**What this task involves:** Could you copy every record below exactly as it stands?

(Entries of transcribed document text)

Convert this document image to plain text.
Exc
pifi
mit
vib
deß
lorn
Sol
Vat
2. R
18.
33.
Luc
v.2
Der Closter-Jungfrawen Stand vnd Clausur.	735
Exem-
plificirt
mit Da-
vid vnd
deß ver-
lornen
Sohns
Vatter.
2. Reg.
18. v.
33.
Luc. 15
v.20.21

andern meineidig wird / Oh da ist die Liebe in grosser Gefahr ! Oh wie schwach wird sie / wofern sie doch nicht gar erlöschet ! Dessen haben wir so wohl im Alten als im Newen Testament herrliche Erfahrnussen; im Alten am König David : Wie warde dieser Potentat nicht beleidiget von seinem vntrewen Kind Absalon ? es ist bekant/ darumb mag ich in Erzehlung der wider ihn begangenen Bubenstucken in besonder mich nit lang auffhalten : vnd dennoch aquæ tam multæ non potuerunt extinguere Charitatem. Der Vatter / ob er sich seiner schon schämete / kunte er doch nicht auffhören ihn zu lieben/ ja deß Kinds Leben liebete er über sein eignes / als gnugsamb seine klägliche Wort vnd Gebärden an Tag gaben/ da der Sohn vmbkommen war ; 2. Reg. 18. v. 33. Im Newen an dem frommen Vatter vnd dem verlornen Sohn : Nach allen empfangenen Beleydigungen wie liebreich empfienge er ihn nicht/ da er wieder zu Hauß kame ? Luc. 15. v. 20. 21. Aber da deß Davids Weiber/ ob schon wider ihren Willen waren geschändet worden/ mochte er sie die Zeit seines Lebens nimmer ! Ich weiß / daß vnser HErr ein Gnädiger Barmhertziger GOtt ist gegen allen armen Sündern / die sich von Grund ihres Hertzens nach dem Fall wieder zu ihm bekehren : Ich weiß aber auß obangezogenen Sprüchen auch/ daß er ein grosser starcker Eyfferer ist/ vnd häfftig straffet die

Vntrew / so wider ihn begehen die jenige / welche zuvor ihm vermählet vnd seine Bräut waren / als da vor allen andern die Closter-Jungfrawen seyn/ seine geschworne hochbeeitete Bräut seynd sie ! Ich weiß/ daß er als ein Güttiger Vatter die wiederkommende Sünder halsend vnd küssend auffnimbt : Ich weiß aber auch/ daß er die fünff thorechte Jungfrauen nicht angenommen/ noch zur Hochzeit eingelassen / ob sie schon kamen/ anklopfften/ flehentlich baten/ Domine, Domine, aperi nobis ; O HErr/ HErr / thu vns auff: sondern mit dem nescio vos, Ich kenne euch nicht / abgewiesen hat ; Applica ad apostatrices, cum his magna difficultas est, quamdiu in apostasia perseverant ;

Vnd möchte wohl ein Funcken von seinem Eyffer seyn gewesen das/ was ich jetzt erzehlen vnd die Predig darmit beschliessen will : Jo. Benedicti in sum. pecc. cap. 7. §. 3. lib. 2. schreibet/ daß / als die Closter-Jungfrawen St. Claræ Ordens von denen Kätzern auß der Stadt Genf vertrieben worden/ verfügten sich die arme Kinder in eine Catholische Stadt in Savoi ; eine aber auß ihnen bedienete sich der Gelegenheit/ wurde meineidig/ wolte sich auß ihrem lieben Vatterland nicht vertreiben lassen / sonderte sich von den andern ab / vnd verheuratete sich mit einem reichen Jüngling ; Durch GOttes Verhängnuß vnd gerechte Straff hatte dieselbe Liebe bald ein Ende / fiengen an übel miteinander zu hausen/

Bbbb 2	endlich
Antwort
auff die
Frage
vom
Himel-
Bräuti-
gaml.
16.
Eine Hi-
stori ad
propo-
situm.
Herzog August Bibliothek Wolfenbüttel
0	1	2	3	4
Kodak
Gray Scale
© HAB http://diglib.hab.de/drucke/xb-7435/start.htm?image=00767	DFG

**Answer:**
Convert this document image to plain text.
Exc
pifi
mit
vib
deß
lorn
Sol
Vat
2. R
18.
33.
Luc
v.2
Der Closter-Jungfrawen Stand vnd Clausur.	735
Exem-
plificirt
mit Da-
vid vnd
deß ver-
lornen
Sohns
Vatter.
2. Reg.
18. v.
33.
Luc. 15
v.20.21

andern meineidig wird / Oh da ist die Liebe in grosser Gefahr ! Oh wie schwach wird sie / wofern sie doch nicht gar erlöschet ! Dessen haben wir so wohl im Alten als im Newen Testament herrliche Erfahrnussen; im Alten am König David : Wie warde dieser Potentat nicht beleidiget von seinem vntrewen Kind Absalon ? es ist bekant/ darumb mag ich in Erzehlung der wider ihn begangenen Bubenstucken in besonder mich nit lang auffhalten : vnd dennoch aquæ tam multæ non potuerunt extinguere Charitatem. Der Vatter / ob er sich seiner schon schämete / kunte er doch nicht auffhören ihn zu lieben/ ja deß Kinds Leben liebete er über sein eignes / als gnugsamb seine klägliche Wort vnd Gebärden an Tag gaben/ da der Sohn vmbkommen war ; 2. Reg. 18. v. 33. Im Newen an dem frommen Vatter vnd dem verlornen Sohn : Nach allen empfangenen Beleydigungen wie liebreich empfienge er ihn nicht/ da er wieder zu Hauß kame ? Luc. 15. v. 20. 21. Aber da deß Davids Weiber/ ob schon wider ihren Willen waren geschändet worden/ mochte er sie die Zeit seines Lebens nimmer ! Ich weiß / daß vnser HErr ein Gnädiger Barmhertziger GOtt ist gegen allen armen Sündern / die sich von Grund ihres Hertzens nach dem Fall wieder zu ihm bekehren : Ich weiß aber auß obangezogenen Sprüchen auch/ daß er ein grosser starcker Eyfferer ist/ vnd häfftig straffet die

Vntrew / so wider ihn begehen die jenige / welche zuvor ihm vermählet vnd seine Bräut waren / als da vor allen andern die Closter-Jungfrawen seyn/ seine geschworne hochbeeitete Bräut seynd sie ! Ich weiß/ daß er als ein Güttiger Vatter die wiederkommende Sünder halsend vnd küssend auffnimbt : Ich weiß aber auch/ daß er die fünff thorechte Jungfrauen nicht angenommen/ noch zur Hochzeit eingelassen / ob sie schon kamen/ anklopfften/ flehentlich baten/ Domine, Domine, aperi nobis ; O HErr/ HErr / thu vns auff: sondern mit dem nescio vos, Ich kenne euch nicht / abgewiesen hat ; Applica ad apostatrices, cum his magna difficultas est, quamdiu in apostasia perseverant ;

Vnd möchte wohl ein Funcken von seinem Eyffer seyn gewesen das/ was ich jetzt erzehlen vnd die Predig darmit beschliessen will : Jo. Benedicti in sum. pecc. cap. 7. §. 3. lib. 2. schreibet/ daß / als die Closter-Jungfrawen St. Claræ Ordens von denen Kätzern auß der Stadt Genf vertrieben worden/ verfügten sich die arme Kinder in eine Catholische Stadt in Savoi ; eine aber auß ihnen bedienete sich der Gelegenheit/ wurde meineidig/ wolte sich auß ihrem lieben Vatterland nicht vertreiben lassen / sonderte sich von den andern ab / vnd verheuratete sich mit einem reichen Jüngling ; Durch GOttes Verhängnuß vnd gerechte Straff hatte dieselbe Liebe bald ein Ende / fiengen an übel miteinander zu hausen/

Bbbb 2	endlich
Antwort
auff die
Frage
vom
Himel-
Bräuti-
gaml.
16.
Eine Hi-
stori ad
propo-
situm.
Herzog August Bibliothek Wolfenbüttel
0	1	2	3	4
Kodak
Gray Scale
© HAB http://diglib.hab.de/drucke/xb-7435/start.htm?image=00767	DFG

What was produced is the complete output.